#### ROWS ####

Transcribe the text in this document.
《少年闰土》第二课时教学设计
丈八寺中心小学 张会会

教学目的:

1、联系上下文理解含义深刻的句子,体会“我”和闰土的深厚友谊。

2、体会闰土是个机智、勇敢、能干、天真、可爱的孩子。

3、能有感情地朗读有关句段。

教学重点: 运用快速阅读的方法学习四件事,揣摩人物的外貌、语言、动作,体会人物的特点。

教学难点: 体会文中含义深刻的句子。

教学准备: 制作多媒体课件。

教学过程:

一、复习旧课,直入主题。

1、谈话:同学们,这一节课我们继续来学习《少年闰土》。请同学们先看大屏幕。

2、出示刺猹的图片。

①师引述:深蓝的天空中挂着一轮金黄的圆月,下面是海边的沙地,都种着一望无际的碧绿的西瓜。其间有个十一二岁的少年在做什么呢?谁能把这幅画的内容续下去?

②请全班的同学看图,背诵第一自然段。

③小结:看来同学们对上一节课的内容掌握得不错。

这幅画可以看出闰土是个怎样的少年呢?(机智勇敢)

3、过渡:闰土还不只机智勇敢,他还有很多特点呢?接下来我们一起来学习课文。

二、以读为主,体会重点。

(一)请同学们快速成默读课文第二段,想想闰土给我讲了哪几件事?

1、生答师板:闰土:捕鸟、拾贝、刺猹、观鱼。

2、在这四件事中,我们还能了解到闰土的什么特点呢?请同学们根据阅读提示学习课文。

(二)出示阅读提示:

####

All of the entries should be written out again exactly.

Transcribe the text in this document.
《少年闰土》第二课时教学设计
丈八寺中心小学 张会会

教学目的:

1、联系上下文理解含义深刻的句子,体会“我”和闰土的深厚友谊。

2、体会闰土是个机智、勇敢、能干、天真、可爱的孩子。

3、能有感情地朗读有关句段。

教学重点: 运用快速阅读的方法学习四件事,揣摩人物的外貌、语言、动作,体会人物的特点。

教学难点: 体会文中含义深刻的句子。

教学准备: 制作多媒体课件。

教学过程:

一、复习旧课,直入主题。

1、谈话:同学们,这一节课我们继续来学习《少年闰土》。请同学们先看大屏幕。

2、出示刺猹的图片。

①师引述:深蓝的天空中挂着一轮金黄的圆月,下面是海边的沙地,都种着一望无际的碧绿的西瓜。其间有个十一二岁的少年在做什么呢?谁能把这幅画的内容续下去?

②请全班的同学看图,背诵第一自然段。

③小结:看来同学们对上一节课的内容掌握得不错。

这幅画可以看出闰土是个怎样的少年呢?(机智勇敢)

3、过渡:闰土还不只机智勇敢,他还有很多特点呢?接下来我们一起来学习课文。

二、以读为主,体会重点。

(一)请同学们快速成默读课文第二段,想想闰土给我讲了哪几件事?

1、生答师板:闰土:捕鸟、拾贝、刺猹、观鱼。

2、在这四件事中,我们还能了解到闰土的什么特点呢?请同学们根据阅读提示学习课文。

(二)出示阅读提示:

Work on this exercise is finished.